* _Short problem 1_: Convert the rows, everything from the start of the rows down to the line containing "square-g6[interactable]: ♟ [216,73,252,109]", both ends included, into a JSON list of strings with one string per line and blank lines left out.

++++ Selected text

Re: [PATCH 0/7] add non-strict mode support for arm-smmu-v3

From: Robin Murphy
Date: Thu May 31 2018 - 07:24:35 EST


On 31/05/18 08:42, Zhen Lei wrote:
In common, a IOMMU unmap operation follow the below steps:
1. remove the mapping in page table of the specified iova range
2. execute tlbi command to invalid the mapping which is cached in TLB
3. wait for the above tlbi operation to be finished
4. free the IOVA resource
5. free the physical memory resource

This maybe a problem when unmap is very frequently, the combination of tlbi
and wait operation will consume a lot of time. A feasible method is put off
tlbi and iova-free operation, when accumulating to a certain number or
reaching a specified time, execute only one tlbi_all command to clean up
TLB, then free the backup IOVAs. Mark as non-strict mode.

++++++++
++++ Dataset records

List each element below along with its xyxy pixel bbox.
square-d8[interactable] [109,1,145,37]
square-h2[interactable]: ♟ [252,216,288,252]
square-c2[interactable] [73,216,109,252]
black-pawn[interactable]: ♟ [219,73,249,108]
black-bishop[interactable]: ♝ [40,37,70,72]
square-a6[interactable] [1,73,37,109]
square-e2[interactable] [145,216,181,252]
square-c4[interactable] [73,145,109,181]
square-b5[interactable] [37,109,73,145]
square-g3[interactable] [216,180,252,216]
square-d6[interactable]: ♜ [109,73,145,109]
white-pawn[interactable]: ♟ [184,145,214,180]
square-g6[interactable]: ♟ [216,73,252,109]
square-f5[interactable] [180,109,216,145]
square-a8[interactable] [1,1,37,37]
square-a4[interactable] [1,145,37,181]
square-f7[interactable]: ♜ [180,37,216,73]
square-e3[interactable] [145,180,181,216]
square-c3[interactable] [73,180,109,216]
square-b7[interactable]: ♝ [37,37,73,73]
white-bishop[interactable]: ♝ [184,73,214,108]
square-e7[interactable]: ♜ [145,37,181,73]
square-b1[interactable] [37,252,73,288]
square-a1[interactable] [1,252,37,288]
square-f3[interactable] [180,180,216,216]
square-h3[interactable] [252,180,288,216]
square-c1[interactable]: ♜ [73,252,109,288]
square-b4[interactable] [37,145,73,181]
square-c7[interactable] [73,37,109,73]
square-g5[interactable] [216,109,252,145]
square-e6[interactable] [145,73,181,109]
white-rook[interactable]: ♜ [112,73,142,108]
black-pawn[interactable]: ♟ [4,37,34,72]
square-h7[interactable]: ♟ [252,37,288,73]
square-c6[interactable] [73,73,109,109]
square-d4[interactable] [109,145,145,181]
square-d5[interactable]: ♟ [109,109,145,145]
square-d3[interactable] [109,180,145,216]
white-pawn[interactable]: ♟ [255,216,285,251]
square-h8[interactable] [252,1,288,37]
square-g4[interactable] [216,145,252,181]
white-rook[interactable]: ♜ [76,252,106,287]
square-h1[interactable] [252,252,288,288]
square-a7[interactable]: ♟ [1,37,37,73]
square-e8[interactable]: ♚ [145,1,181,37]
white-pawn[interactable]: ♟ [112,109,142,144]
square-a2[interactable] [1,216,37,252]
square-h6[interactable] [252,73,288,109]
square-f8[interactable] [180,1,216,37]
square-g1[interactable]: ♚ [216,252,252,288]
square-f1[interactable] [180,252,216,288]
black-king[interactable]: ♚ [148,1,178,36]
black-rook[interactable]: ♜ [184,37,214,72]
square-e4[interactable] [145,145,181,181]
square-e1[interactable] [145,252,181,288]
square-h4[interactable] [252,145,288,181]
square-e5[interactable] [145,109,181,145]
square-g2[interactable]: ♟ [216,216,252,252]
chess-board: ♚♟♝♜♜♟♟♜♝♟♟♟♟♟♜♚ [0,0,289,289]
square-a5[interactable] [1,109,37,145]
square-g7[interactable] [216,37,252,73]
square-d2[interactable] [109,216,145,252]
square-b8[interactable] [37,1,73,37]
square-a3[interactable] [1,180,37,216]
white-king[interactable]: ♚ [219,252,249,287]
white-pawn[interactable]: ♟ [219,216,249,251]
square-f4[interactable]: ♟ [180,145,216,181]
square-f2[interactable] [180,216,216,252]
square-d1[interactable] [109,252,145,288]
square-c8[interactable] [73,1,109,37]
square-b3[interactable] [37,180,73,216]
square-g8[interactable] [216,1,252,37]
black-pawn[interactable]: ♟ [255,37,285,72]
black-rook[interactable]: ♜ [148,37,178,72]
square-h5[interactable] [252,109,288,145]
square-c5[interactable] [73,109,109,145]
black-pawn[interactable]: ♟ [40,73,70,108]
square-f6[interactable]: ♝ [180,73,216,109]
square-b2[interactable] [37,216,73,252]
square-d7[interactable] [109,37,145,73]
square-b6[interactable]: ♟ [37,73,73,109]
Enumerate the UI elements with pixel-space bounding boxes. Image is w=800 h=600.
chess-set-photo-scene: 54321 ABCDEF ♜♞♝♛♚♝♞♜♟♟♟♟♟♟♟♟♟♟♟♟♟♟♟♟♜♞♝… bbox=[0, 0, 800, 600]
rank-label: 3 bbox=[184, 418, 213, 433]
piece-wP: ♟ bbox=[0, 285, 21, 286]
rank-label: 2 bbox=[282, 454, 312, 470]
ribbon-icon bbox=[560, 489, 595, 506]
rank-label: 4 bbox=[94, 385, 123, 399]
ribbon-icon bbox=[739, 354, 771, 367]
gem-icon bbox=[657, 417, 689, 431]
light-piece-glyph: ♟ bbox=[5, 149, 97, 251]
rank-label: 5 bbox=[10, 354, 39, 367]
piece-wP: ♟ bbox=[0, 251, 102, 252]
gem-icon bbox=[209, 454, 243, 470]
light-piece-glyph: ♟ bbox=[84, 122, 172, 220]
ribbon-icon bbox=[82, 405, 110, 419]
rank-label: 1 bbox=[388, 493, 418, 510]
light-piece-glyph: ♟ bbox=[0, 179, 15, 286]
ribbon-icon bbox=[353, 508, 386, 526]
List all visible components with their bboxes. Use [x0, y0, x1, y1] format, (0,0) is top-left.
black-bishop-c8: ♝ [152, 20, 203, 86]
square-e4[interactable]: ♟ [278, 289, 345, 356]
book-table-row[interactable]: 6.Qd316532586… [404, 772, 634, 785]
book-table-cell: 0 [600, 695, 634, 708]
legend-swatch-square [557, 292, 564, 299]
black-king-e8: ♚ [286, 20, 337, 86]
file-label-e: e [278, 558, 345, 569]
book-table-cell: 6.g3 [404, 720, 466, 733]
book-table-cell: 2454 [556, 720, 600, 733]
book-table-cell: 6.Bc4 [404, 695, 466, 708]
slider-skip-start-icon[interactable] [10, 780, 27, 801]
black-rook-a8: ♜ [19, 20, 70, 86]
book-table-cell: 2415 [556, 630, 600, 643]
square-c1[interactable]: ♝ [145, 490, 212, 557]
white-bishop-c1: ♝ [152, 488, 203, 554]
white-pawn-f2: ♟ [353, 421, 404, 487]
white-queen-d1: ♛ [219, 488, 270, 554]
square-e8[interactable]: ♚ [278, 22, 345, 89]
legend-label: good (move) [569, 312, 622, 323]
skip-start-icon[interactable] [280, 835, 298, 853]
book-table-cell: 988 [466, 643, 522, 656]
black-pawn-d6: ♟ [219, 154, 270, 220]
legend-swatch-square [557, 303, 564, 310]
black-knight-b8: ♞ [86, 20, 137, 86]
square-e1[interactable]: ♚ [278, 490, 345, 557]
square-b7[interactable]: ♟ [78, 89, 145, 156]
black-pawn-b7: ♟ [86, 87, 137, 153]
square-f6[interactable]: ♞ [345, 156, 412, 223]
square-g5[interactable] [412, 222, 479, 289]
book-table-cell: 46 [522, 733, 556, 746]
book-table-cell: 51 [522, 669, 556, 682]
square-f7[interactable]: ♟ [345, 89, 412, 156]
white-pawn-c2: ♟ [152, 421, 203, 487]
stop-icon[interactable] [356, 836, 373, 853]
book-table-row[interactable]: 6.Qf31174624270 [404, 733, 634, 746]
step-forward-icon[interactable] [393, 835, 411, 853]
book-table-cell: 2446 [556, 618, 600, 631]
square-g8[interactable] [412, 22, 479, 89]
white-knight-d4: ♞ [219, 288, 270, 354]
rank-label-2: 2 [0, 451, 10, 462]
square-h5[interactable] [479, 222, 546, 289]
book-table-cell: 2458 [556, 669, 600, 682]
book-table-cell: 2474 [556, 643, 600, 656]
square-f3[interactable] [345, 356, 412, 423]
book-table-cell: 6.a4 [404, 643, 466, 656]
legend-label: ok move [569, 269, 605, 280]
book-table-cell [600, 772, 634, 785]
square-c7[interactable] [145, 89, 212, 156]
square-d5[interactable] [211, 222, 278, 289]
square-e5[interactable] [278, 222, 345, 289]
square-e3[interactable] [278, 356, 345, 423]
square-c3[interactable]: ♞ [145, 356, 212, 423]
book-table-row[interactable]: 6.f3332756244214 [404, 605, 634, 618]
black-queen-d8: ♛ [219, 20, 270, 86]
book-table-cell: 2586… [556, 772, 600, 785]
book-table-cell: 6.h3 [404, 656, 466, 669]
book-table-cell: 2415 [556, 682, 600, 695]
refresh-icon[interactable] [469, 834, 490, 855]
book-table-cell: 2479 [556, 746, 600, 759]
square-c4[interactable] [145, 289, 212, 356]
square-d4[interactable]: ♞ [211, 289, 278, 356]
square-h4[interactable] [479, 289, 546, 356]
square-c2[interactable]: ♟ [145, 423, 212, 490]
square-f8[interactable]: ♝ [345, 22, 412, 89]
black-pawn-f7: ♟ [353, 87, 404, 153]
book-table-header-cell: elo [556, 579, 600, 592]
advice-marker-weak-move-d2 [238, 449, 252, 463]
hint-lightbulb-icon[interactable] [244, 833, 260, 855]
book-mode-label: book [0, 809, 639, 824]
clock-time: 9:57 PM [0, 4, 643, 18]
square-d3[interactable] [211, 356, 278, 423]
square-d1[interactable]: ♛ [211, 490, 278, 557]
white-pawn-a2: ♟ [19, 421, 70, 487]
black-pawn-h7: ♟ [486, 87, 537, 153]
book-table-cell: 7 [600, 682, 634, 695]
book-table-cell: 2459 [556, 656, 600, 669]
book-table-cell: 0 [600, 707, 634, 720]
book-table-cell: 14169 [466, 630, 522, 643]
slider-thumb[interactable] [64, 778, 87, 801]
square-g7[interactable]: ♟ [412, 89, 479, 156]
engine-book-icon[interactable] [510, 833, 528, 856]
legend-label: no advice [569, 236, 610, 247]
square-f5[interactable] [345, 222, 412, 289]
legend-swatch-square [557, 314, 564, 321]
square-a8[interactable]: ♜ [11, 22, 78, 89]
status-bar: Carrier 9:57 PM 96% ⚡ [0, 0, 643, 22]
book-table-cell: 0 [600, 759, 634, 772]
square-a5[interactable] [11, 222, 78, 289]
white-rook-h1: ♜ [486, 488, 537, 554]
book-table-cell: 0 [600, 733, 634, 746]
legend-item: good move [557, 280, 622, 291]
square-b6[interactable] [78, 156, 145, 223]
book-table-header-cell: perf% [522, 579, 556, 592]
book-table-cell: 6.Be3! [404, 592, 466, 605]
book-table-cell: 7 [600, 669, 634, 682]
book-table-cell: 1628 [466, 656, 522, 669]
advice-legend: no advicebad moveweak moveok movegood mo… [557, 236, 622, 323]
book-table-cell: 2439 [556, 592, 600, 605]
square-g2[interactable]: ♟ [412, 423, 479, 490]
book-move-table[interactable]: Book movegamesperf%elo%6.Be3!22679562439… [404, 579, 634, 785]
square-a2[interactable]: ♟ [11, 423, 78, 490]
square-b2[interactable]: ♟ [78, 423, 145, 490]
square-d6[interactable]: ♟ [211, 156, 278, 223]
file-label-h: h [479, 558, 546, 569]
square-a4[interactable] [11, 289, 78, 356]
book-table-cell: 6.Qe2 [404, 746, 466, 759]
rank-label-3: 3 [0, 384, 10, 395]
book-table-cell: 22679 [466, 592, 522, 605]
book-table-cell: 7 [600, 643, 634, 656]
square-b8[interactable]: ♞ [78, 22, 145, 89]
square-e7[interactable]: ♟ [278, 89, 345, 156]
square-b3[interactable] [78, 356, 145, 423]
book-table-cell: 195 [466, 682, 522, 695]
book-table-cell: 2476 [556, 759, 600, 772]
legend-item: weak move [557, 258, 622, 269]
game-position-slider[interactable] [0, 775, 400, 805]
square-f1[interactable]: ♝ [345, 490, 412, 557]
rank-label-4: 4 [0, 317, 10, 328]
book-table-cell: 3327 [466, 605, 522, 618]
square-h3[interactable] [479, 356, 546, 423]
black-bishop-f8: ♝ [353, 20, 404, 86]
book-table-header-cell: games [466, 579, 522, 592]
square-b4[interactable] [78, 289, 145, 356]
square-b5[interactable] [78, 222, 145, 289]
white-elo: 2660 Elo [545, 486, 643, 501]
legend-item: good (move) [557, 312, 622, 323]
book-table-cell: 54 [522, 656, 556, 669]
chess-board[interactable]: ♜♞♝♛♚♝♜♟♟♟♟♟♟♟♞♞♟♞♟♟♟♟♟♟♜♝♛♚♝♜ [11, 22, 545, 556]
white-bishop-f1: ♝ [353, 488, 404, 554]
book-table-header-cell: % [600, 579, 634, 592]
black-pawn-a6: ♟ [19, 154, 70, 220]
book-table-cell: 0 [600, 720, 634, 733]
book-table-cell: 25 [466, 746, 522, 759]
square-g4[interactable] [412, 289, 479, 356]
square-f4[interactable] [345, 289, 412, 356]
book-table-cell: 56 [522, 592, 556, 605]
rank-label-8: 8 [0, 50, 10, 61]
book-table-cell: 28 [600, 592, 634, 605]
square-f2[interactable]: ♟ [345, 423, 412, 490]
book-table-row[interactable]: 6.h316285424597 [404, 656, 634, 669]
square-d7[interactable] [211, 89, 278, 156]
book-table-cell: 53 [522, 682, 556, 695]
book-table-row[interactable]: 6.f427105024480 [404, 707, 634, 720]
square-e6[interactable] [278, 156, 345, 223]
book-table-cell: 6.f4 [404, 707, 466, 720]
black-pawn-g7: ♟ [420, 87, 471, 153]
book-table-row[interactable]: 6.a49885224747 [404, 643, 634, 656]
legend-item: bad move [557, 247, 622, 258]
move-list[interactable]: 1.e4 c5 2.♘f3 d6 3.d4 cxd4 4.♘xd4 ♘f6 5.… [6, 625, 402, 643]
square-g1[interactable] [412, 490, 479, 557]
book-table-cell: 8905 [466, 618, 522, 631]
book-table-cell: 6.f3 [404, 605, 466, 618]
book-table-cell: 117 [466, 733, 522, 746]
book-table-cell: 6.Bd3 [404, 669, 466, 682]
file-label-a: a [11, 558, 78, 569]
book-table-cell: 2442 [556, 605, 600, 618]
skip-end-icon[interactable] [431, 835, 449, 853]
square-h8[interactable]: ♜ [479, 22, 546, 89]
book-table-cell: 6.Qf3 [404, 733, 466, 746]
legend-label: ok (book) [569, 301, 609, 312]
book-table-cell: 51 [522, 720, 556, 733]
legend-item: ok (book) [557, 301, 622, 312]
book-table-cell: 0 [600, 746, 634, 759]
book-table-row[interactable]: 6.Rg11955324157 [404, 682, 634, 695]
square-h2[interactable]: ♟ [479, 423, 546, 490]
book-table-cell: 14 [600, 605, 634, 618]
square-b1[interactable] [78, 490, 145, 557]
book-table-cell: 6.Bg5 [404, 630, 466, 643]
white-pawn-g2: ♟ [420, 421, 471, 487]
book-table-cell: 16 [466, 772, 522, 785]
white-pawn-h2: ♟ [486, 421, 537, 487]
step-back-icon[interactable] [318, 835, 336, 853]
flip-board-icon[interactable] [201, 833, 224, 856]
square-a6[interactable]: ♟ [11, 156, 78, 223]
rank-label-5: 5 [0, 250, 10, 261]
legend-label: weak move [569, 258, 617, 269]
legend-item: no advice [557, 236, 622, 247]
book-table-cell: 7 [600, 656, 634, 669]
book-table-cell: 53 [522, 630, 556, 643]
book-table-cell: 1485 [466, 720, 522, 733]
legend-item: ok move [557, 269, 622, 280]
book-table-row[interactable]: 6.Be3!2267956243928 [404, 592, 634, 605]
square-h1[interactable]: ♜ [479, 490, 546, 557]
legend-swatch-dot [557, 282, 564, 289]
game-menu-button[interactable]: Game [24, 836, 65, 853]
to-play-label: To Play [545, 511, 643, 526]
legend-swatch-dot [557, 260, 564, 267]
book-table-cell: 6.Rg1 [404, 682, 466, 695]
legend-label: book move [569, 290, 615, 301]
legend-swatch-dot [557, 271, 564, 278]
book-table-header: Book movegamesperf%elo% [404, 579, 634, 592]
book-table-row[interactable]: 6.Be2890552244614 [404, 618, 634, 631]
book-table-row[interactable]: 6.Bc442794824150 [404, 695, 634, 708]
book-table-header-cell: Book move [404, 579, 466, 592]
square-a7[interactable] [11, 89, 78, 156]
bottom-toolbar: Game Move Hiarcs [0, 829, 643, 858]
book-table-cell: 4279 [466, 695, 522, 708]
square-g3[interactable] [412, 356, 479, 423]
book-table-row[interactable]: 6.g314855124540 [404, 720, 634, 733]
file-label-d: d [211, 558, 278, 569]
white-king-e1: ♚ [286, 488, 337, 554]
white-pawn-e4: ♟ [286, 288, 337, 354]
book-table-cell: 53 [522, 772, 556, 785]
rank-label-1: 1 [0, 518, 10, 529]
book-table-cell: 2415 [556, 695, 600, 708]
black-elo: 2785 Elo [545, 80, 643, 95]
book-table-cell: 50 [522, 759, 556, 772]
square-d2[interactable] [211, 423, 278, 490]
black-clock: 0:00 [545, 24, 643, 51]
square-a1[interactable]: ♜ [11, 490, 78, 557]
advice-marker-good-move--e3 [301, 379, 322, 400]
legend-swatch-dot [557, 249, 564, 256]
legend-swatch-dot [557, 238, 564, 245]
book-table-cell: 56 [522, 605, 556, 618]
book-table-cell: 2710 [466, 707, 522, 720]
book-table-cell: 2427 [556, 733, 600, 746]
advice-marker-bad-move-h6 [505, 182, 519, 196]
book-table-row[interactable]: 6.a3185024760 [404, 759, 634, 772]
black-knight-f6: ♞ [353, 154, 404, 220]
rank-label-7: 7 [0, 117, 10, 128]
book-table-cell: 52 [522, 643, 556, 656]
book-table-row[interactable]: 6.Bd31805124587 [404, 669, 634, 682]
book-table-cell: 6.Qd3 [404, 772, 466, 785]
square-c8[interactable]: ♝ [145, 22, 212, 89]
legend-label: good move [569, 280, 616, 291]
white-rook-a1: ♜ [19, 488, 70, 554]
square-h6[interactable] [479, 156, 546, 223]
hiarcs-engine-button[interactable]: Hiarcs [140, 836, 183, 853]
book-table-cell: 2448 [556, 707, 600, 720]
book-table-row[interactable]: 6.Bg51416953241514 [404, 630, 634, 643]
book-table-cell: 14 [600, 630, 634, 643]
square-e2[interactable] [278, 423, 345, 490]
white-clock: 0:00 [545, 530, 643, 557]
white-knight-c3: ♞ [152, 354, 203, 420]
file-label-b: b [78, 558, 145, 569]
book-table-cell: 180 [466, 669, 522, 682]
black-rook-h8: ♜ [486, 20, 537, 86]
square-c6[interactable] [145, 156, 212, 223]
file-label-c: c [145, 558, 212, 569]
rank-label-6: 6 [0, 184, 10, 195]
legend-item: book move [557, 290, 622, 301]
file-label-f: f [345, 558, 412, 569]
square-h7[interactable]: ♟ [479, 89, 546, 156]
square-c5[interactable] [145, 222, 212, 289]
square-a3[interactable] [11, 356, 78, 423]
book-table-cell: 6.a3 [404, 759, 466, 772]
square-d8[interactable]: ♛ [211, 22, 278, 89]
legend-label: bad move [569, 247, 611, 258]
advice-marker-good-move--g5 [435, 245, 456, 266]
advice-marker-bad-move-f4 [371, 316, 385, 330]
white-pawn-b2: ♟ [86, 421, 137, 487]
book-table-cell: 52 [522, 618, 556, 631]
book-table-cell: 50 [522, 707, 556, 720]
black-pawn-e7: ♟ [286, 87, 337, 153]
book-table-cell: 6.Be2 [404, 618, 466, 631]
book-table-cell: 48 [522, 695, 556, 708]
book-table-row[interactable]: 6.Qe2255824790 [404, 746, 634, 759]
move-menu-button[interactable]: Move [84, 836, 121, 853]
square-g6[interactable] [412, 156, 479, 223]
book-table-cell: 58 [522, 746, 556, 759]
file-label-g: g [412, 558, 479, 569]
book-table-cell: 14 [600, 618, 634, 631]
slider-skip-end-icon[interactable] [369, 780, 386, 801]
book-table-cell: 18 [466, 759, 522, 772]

++++++++

* _Short problem 2_: In the post about non-strict mode for arm-smmu-v3, rewrite everything from "This maybe a" down to "as non-strict mode.", changing "feasible" to "workable".

* _Exercise output 1_:
[
  "List each element below along with its xyxy pixel bbox.",
  "square-d8[interactable] [109,1,145,37]",
  "square-h2[interactable]: ♟ [252,216,288,252]",
  "square-c2[interactable] [73,216,109,252]",
  "black-pawn[interactable]: ♟ [219,73,249,108]",
  "black-bishop[interactable]: ♝ [40,37,70,72]",
  "square-a6[interactable] [1,73,37,109]",
  "square-e2[interactable] [145,216,181,252]",
  "square-c4[interactable] [73,145,109,181]",
  "square-b5[interactable] [37,109,73,145]",
  "square-g3[interactable] [216,180,252,216]",
  "square-d6[interactable]: ♜ [109,73,145,109]",
  "white-pawn[interactable]: ♟ [184,145,214,180]",
  "square-g6[interactable]: ♟ [216,73,252,109]"
]

* _Exercise output 2_:
This maybe a problem when unmap is very frequently, the combination of tlbi
and wait operation will consume a lot of time. A workable method is put off
tlbi and iova-free operation, when accumulating to a certain number or
reaching a specified time, execute only one tlbi_all command to clean up
TLB, then free the backup IOVAs. Mark as non-strict mode.